** START OF Entries provided **
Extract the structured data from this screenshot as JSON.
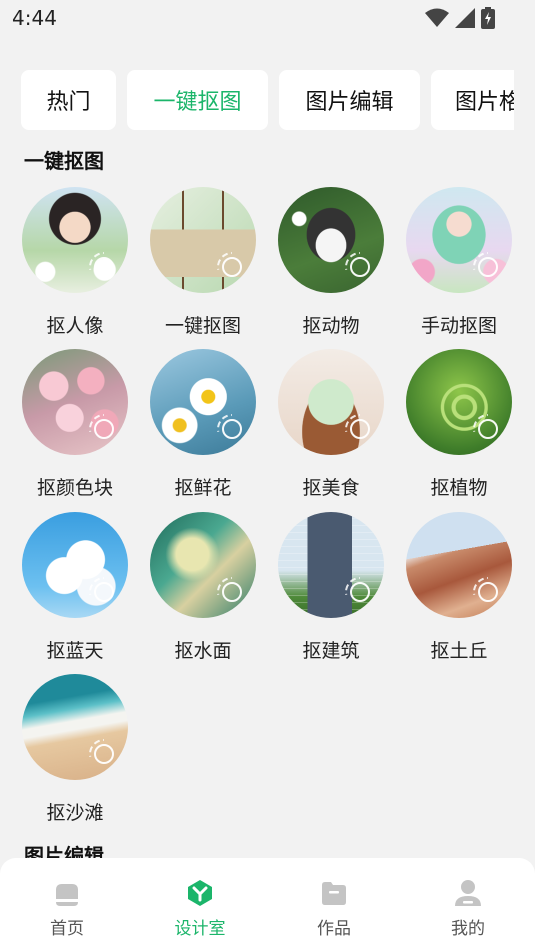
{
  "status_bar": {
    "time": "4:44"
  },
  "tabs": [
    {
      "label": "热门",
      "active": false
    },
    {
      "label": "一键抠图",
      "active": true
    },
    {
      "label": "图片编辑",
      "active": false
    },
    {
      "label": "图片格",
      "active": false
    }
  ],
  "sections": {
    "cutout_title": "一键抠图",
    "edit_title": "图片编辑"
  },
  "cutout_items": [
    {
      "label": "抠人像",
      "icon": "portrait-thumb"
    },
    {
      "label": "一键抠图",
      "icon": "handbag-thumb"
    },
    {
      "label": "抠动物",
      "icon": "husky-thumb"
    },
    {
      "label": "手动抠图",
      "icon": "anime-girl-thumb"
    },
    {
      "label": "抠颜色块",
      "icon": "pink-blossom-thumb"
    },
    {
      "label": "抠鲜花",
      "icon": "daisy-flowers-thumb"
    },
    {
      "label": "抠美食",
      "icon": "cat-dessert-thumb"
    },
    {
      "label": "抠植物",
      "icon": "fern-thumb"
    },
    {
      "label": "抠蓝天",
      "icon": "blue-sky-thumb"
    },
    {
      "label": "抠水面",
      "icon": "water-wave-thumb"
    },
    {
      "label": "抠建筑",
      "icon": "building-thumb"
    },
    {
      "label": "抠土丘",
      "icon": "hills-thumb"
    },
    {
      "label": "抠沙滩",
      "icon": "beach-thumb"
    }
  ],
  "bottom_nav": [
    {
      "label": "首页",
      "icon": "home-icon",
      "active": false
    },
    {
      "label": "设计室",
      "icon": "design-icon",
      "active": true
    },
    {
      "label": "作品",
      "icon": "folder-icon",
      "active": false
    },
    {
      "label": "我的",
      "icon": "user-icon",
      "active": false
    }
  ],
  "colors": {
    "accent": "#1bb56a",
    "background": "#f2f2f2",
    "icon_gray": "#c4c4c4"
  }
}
** END OF Entries provided **
Your job is to transcribe the entries above exactly; skip the pictures.

### Solved problem
Extract the structured data from this screenshot as JSON.
{
  "status_bar": {
    "time": "4:44"
  },
  "tabs": [
    {
      "label": "热门",
      "active": false
    },
    {
      "label": "一键抠图",
      "active": true
    },
    {
      "label": "图片编辑",
      "active": false
    },
    {
      "label": "图片格",
      "active": false
    }
  ],
  "sections": {
    "cutout_title": "一键抠图",
    "edit_title": "图片编辑"
  },
  "cutout_items": [
    {
      "label": "抠人像",
      "icon": "portrait-thumb"
    },
    {
      "label": "一键抠图",
      "icon": "handbag-thumb"
    },
    {
      "label": "抠动物",
      "icon": "husky-thumb"
    },
    {
      "label": "手动抠图",
      "icon": "anime-girl-thumb"
    },
    {
      "label": "抠颜色块",
      "icon": "pink-blossom-thumb"
    },
    {
      "label": "抠鲜花",
      "icon": "daisy-flowers-thumb"
    },
    {
      "label": "抠美食",
      "icon": "cat-dessert-thumb"
    },
    {
      "label": "抠植物",
      "icon": "fern-thumb"
    },
    {
      "label": "抠蓝天",
      "icon": "blue-sky-thumb"
    },
    {
      "label": "抠水面",
      "icon": "water-wave-thumb"
    },
    {
      "label": "抠建筑",
      "icon": "building-thumb"
    },
    {
      "label": "抠土丘",
      "icon": "hills-thumb"
    },
    {
      "label": "抠沙滩",
      "icon": "beach-thumb"
    }
  ],
  "bottom_nav": [
    {
      "label": "首页",
      "icon": "home-icon",
      "active": false
    },
    {
      "label": "设计室",
      "icon": "design-icon",
      "active": true
    },
    {
      "label": "作品",
      "icon": "folder-icon",
      "active": false
    },
    {
      "label": "我的",
      "icon": "user-icon",
      "active": false
    }
  ],
  "colors": {
    "accent": "#1bb56a",
    "background": "#f2f2f2",
    "icon_gray": "#c4c4c4"
  }
}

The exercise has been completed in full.